>>

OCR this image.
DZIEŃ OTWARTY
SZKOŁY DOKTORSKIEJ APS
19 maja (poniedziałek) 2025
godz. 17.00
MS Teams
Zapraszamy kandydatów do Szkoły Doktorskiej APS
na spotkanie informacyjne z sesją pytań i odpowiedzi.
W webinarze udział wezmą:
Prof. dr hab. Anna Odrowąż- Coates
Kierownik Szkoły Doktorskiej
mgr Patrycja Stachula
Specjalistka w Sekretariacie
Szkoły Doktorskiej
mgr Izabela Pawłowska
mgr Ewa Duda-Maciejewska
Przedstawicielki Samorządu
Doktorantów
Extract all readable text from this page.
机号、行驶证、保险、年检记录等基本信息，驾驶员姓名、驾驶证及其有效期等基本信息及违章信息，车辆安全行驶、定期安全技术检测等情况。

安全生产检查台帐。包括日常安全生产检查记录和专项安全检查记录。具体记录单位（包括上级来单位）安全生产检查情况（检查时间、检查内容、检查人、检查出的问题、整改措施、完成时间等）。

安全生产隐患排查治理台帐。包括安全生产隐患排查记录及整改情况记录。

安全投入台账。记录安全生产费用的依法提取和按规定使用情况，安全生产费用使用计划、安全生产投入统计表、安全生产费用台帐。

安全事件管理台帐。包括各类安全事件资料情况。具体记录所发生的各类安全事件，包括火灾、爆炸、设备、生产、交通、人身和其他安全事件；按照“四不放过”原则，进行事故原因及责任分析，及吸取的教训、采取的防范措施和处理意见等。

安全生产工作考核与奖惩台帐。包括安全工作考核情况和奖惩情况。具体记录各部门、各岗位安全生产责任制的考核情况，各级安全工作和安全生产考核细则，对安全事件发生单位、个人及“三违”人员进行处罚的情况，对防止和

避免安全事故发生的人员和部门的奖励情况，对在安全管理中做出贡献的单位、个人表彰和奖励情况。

<<

YOUR GOAL: Copy out exactly the lines running from the line with "Extract all readable text from this page." to the end of the records, inclusive.

RESPONSE TO THIS EXERCISE:
Extract all readable text from this page.
机号、行驶证、保险、年检记录等基本信息，驾驶员姓名、驾驶证及其有效期等基本信息及违章信息，车辆安全行驶、定期安全技术检测等情况。

安全生产检查台帐。包括日常安全生产检查记录和专项安全检查记录。具体记录单位（包括上级来单位）安全生产检查情况（检查时间、检查内容、检查人、检查出的问题、整改措施、完成时间等）。

安全生产隐患排查治理台帐。包括安全生产隐患排查记录及整改情况记录。

安全投入台账。记录安全生产费用的依法提取和按规定使用情况，安全生产费用使用计划、安全生产投入统计表、安全生产费用台帐。

安全事件管理台帐。包括各类安全事件资料情况。具体记录所发生的各类安全事件，包括火灾、爆炸、设备、生产、交通、人身和其他安全事件；按照“四不放过”原则，进行事故原因及责任分析，及吸取的教训、采取的防范措施和处理意见等。

安全生产工作考核与奖惩台帐。包括安全工作考核情况和奖惩情况。具体记录各部门、各岗位安全生产责任制的考核情况，各级安全工作和安全生产考核细则，对安全事件发生单位、个人及“三违”人员进行处罚的情况，对防止和

避免安全事故发生的人员和部门的奖励情况，对在安全管理中做出贡献的单位、个人表彰和奖励情况。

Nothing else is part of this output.